# PROBLEM DESCRIPTION
Retype all the records with nothing changed.

╭──

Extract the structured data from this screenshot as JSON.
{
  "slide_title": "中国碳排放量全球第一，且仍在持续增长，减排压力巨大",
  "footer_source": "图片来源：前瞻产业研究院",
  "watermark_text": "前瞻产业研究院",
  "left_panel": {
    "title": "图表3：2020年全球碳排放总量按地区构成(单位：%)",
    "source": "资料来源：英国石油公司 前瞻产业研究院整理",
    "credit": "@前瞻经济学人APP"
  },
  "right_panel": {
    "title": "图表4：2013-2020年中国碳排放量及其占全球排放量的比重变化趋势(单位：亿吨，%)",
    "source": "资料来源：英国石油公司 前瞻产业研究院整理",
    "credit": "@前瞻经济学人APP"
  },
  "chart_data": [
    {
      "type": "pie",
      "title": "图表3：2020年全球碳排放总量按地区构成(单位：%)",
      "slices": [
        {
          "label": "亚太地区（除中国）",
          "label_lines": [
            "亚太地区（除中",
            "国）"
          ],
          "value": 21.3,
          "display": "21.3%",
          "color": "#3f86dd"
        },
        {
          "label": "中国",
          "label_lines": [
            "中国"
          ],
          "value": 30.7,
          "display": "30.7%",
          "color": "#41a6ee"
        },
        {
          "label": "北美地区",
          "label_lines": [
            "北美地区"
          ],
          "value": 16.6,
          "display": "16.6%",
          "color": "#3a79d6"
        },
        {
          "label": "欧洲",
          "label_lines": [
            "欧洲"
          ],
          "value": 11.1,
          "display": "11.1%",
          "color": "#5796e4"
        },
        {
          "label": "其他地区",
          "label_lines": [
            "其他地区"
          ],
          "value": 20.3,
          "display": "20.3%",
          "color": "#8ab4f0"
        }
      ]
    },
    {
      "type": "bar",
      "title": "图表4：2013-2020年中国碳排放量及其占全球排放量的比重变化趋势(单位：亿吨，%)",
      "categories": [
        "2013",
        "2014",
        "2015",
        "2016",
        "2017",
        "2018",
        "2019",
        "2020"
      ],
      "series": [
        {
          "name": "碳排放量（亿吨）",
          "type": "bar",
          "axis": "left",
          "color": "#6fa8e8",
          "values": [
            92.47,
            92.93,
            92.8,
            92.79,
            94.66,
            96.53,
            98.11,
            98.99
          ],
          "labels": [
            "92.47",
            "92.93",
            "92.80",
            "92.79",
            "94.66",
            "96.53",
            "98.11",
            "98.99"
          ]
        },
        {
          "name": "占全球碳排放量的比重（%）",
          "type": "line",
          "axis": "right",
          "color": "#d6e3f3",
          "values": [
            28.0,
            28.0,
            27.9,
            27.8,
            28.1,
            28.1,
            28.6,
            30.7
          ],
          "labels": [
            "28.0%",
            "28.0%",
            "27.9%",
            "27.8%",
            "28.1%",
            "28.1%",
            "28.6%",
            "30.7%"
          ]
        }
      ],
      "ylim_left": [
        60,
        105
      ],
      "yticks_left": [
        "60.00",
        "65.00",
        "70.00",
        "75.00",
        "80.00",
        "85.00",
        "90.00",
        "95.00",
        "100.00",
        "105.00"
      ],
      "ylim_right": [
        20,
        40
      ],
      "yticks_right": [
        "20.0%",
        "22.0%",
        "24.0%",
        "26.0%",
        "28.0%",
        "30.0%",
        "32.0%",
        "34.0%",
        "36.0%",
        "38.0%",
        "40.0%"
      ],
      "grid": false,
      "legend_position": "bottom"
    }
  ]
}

╰──

# OUTPUT BELOW
Extract the structured data from this screenshot as JSON.
{
  "slide_title": "中国碳排放量全球第一，且仍在持续增长，减排压力巨大",
  "footer_source": "图片来源：前瞻产业研究院",
  "watermark_text": "前瞻产业研究院",
  "left_panel": {
    "title": "图表3：2020年全球碳排放总量按地区构成(单位：%)",
    "source": "资料来源：英国石油公司 前瞻产业研究院整理",
    "credit": "@前瞻经济学人APP"
  },
  "right_panel": {
    "title": "图表4：2013-2020年中国碳排放量及其占全球排放量的比重变化趋势(单位：亿吨，%)",
    "source": "资料来源：英国石油公司 前瞻产业研究院整理",
    "credit": "@前瞻经济学人APP"
  },
  "chart_data": [
    {
      "type": "pie",
      "title": "图表3：2020年全球碳排放总量按地区构成(单位：%)",
      "slices": [
        {
          "label": "亚太地区（除中国）",
          "label_lines": [
            "亚太地区（除中",
            "国）"
          ],
          "value": 21.3,
          "display": "21.3%",
          "color": "#3f86dd"
        },
        {
          "label": "中国",
          "label_lines": [
            "中国"
          ],
          "value": 30.7,
          "display": "30.7%",
          "color": "#41a6ee"
        },
        {
          "label": "北美地区",
          "label_lines": [
            "北美地区"
          ],
          "value": 16.6,
          "display": "16.6%",
          "color": "#3a79d6"
        },
        {
          "label": "欧洲",
          "label_lines": [
            "欧洲"
          ],
          "value": 11.1,
          "display": "11.1%",
          "color": "#5796e4"
        },
        {
          "label": "其他地区",
          "label_lines": [
            "其他地区"
          ],
          "value": 20.3,
          "display": "20.3%",
          "color": "#8ab4f0"
        }
      ]
    },
    {
      "type": "bar",
      "title": "图表4：2013-2020年中国碳排放量及其占全球排放量的比重变化趋势(单位：亿吨，%)",
      "categories": [
        "2013",
        "2014",
        "2015",
        "2016",
        "2017",
        "2018",
        "2019",
        "2020"
      ],
      "series": [
        {
          "name": "碳排放量（亿吨）",
          "type": "bar",
          "axis": "left",
          "color": "#6fa8e8",
          "values": [
            92.47,
            92.93,
            92.8,
            92.79,
            94.66,
            96.53,
            98.11,
            98.99
          ],
          "labels": [
            "92.47",
            "92.93",
            "92.80",
            "92.79",
            "94.66",
            "96.53",
            "98.11",
            "98.99"
          ]
        },
        {
          "name": "占全球碳排放量的比重（%）",
          "type": "line",
          "axis": "right",
          "color": "#d6e3f3",
          "values": [
            28.0,
            28.0,
            27.9,
            27.8,
            28.1,
            28.1,
            28.6,
            30.7
          ],
          "labels": [
            "28.0%",
            "28.0%",
            "27.9%",
            "27.8%",
            "28.1%",
            "28.1%",
            "28.6%",
            "30.7%"
          ]
        }
      ],
      "ylim_left": [
        60,
        105
      ],
      "yticks_left": [
        "60.00",
        "65.00",
        "70.00",
        "75.00",
        "80.00",
        "85.00",
        "90.00",
        "95.00",
        "100.00",
        "105.00"
      ],
      "ylim_right": [
        20,
        40
      ],
      "yticks_right": [
        "20.0%",
        "22.0%",
        "24.0%",
        "26.0%",
        "28.0%",
        "30.0%",
        "32.0%",
        "34.0%",
        "36.0%",
        "38.0%",
        "40.0%"
      ],
      "grid": false,
      "legend_position": "bottom"
    }
  ]
}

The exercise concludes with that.